▸ **Exercise description**
Locate the word "JSON" in the entries below, then gather every line that holds it.

▸ **Material supplied**
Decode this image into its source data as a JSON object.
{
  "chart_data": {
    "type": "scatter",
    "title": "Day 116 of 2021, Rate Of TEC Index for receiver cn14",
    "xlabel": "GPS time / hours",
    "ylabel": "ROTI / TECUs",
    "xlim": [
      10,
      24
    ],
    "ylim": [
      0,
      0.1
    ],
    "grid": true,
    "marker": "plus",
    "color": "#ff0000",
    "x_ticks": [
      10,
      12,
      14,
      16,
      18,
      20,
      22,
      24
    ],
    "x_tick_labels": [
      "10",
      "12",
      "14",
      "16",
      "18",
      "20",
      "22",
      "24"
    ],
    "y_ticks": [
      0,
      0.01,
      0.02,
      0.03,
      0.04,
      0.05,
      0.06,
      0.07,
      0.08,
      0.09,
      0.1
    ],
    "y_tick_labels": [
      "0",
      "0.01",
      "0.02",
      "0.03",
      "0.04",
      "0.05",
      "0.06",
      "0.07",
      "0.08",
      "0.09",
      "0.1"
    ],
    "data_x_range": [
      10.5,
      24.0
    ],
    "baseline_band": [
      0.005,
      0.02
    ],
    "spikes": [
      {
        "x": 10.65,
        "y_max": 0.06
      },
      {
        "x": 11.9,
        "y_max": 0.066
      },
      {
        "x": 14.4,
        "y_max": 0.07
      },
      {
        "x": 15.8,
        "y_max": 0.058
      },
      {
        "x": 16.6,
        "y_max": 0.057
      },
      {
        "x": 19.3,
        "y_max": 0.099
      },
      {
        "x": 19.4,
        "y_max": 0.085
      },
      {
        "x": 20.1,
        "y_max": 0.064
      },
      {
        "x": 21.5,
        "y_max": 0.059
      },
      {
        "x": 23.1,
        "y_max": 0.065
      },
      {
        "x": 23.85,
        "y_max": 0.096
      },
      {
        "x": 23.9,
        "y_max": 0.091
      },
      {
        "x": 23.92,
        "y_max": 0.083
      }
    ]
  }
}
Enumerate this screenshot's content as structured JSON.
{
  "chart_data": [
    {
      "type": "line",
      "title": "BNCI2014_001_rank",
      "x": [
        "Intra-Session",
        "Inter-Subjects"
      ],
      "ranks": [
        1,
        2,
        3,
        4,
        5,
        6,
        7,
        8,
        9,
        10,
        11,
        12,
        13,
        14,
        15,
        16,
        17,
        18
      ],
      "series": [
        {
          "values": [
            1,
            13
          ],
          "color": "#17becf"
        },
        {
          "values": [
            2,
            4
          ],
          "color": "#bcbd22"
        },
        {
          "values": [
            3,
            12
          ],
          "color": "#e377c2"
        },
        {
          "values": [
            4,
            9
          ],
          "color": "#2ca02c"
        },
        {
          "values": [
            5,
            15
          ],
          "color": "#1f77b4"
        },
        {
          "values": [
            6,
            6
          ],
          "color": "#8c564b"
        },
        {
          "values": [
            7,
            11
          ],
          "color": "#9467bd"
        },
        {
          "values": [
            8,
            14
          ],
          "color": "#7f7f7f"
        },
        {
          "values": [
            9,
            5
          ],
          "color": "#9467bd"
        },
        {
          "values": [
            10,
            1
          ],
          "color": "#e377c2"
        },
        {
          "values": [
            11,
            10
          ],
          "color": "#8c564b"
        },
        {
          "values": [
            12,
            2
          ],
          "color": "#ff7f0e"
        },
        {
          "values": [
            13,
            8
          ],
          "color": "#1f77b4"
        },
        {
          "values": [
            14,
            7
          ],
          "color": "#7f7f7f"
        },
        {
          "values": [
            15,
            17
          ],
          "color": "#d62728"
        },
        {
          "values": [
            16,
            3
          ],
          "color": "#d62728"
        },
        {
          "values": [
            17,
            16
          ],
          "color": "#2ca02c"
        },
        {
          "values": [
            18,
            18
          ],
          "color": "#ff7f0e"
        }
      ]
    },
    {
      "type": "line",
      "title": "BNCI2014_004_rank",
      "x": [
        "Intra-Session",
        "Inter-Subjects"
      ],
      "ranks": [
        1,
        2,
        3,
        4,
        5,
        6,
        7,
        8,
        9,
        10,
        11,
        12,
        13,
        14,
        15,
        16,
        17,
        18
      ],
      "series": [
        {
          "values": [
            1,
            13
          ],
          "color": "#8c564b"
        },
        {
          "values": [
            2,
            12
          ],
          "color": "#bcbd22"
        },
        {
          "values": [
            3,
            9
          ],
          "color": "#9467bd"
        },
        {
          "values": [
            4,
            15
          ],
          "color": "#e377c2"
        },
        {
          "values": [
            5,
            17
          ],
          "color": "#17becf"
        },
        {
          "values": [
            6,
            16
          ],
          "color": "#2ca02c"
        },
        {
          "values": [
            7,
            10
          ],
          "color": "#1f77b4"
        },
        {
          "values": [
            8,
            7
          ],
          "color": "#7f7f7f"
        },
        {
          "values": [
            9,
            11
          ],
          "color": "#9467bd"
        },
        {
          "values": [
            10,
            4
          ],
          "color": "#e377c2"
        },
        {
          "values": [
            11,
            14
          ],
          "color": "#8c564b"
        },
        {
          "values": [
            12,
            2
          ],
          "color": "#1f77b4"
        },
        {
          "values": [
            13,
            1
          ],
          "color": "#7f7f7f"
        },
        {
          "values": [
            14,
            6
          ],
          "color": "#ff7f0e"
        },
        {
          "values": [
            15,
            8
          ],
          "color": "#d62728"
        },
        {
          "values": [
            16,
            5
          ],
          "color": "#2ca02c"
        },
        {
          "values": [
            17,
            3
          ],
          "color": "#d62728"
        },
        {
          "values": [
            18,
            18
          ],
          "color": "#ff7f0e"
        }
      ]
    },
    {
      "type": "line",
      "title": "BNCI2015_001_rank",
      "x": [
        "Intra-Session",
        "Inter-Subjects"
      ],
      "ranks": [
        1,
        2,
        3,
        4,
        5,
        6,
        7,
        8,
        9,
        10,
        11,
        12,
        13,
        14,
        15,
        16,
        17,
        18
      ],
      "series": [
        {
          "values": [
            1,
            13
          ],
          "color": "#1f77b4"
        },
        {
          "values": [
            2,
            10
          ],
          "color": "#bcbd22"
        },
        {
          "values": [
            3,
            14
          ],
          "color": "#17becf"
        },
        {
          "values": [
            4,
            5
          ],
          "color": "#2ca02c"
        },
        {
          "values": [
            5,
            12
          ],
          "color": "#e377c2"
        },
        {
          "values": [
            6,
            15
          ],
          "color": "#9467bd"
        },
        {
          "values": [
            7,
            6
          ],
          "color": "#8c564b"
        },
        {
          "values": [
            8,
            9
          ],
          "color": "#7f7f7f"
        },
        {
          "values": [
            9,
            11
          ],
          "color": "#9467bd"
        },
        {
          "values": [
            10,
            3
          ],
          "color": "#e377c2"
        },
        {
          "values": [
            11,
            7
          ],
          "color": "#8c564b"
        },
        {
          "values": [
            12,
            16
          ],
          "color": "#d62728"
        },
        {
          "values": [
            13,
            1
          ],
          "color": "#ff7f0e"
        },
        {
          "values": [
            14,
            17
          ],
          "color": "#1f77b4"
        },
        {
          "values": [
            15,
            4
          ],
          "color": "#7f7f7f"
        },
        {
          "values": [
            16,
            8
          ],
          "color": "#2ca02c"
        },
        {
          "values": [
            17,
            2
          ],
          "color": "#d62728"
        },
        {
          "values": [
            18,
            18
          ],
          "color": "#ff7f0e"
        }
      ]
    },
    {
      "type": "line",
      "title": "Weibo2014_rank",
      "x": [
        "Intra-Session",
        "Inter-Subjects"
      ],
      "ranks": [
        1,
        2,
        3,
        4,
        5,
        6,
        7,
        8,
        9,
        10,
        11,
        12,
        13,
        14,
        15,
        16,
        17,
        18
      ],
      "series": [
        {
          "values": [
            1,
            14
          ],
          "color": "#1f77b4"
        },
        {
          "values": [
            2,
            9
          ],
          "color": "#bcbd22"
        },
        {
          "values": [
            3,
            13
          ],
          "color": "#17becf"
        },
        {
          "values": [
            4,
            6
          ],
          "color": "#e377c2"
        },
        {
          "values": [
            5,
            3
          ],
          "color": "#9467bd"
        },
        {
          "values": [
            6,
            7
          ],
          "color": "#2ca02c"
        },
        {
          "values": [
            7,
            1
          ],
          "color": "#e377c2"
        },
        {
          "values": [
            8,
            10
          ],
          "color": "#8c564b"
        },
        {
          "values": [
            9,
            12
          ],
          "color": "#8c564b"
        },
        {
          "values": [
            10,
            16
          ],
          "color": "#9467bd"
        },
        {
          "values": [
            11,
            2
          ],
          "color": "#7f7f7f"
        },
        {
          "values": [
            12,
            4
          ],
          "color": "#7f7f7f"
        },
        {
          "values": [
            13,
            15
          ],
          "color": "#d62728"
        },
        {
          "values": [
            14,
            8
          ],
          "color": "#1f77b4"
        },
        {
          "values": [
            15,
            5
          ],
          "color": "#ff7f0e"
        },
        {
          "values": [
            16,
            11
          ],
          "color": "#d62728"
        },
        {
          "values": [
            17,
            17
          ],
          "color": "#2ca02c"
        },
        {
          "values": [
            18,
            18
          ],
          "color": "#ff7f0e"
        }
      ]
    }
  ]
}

▸ **Full solution**
Decode this image into its source data as a JSON object.
Enumerate this screenshot's content as structured JSON.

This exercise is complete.